## Work to do
Scan the material that follows. Copy every line containing the word "городу".
===== Data in this exercise
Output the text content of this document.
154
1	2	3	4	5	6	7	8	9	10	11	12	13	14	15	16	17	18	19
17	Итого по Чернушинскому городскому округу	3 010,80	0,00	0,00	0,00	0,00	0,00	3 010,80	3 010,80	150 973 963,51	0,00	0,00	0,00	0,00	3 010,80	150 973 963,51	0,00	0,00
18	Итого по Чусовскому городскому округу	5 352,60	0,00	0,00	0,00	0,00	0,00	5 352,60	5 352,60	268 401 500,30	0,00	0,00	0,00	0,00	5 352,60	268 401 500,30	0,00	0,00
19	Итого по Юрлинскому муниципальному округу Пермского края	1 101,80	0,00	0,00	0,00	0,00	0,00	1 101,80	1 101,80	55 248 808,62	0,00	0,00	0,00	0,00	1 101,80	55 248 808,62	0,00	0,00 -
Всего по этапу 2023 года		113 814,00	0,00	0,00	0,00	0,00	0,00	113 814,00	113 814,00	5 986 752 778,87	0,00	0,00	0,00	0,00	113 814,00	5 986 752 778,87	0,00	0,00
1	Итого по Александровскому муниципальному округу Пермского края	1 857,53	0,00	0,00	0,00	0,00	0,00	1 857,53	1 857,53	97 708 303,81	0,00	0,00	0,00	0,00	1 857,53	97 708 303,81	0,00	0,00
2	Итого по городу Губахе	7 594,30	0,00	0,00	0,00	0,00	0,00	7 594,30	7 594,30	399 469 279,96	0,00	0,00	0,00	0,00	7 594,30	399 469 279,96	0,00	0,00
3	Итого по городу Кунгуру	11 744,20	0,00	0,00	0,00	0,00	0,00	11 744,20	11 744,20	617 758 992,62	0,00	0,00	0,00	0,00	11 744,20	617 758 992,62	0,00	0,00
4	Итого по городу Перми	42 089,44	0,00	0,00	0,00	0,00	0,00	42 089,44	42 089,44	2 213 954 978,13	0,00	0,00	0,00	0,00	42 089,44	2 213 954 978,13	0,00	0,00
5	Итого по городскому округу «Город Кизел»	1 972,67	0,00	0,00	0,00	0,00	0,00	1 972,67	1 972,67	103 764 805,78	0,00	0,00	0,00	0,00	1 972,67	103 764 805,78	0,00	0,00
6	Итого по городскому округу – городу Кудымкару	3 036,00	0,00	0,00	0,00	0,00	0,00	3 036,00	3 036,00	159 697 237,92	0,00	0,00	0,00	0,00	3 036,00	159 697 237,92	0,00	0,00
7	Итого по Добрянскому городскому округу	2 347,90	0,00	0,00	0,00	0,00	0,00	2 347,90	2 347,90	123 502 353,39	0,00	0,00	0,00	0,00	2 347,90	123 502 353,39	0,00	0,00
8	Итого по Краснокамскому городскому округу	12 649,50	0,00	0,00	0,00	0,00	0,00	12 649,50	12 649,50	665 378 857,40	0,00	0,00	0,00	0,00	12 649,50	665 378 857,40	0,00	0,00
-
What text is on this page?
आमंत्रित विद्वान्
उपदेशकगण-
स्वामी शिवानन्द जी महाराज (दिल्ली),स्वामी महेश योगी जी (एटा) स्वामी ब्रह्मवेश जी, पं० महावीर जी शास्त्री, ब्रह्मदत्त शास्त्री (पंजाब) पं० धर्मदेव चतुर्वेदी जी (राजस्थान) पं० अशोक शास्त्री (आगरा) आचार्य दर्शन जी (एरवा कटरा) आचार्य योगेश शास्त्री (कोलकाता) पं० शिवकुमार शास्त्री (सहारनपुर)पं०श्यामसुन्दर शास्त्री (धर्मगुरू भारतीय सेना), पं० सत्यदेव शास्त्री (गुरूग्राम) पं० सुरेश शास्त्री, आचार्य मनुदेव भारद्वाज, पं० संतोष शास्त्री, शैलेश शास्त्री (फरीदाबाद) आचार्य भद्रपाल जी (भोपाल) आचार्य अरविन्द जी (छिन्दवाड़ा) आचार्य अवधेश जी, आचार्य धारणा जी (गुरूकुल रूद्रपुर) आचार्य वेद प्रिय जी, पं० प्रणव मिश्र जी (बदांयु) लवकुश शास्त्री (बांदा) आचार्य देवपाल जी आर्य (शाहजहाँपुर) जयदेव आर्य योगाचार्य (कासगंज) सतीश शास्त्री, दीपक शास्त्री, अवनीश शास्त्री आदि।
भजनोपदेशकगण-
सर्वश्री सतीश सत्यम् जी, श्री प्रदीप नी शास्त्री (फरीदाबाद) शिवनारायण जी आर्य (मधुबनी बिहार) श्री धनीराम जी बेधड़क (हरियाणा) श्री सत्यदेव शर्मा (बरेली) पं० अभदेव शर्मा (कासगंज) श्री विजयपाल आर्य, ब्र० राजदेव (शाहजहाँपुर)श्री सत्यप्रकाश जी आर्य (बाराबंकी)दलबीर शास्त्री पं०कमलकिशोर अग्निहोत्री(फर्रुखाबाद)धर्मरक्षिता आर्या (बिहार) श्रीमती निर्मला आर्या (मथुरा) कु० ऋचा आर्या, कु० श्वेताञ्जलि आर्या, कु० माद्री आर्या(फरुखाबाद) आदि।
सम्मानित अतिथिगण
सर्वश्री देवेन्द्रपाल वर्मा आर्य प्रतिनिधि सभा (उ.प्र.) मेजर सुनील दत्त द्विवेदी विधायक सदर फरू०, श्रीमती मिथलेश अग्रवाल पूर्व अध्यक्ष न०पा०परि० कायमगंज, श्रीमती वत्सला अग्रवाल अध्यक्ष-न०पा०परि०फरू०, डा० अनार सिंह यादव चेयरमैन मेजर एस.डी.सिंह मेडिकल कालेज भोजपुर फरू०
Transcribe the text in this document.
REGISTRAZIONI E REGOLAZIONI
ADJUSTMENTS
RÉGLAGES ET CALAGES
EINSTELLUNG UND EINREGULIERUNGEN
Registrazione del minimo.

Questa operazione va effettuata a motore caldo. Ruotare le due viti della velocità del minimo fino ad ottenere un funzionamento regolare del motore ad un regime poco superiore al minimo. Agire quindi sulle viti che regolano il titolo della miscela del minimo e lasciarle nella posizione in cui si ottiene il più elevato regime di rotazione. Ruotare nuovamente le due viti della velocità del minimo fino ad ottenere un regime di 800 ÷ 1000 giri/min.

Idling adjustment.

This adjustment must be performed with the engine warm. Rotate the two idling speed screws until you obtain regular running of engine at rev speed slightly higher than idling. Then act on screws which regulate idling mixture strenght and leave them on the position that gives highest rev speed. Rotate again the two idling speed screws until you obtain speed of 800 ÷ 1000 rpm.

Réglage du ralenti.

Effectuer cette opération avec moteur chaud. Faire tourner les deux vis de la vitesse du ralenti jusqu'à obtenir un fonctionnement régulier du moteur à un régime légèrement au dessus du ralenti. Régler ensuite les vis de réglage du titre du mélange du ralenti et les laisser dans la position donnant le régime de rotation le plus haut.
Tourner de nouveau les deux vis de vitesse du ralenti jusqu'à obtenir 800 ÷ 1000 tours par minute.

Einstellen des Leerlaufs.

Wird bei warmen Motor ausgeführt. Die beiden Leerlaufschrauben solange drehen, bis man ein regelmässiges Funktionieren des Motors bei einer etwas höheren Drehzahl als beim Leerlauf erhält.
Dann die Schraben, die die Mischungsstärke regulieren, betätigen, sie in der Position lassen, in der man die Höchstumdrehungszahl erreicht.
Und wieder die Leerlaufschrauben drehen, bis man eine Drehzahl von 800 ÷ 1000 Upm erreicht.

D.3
==========
## Result of the task
2	Итого по городу Губахе	7 594,30	0,00	0,00	0,00	0,00	0,00	7 594,30	7 594,30	399 469 279,96	0,00	0,00	0,00	0,00	7 594,30	399 469 279,96	0,00	0,00
3	Итого по городу Кунгуру	11 744,20	0,00	0,00	0,00	0,00	0,00	11 744,20	11 744,20	617 758 992,62	0,00	0,00	0,00	0,00	11 744,20	617 758 992,62	0,00	0,00
4	Итого по городу Перми	42 089,44	0,00	0,00	0,00	0,00	0,00	42 089,44	42 089,44	2 213 954 978,13	0,00	0,00	0,00	0,00	42 089,44	2 213 954 978,13	0,00	0,00
6	Итого по городскому округу – городу Кудымкару	3 036,00	0,00	0,00	0,00	0,00	0,00	3 036,00	3 036,00	159 697 237,92	0,00	0,00	0,00	0,00	3 036,00	159 697 237,92	0,00	0,00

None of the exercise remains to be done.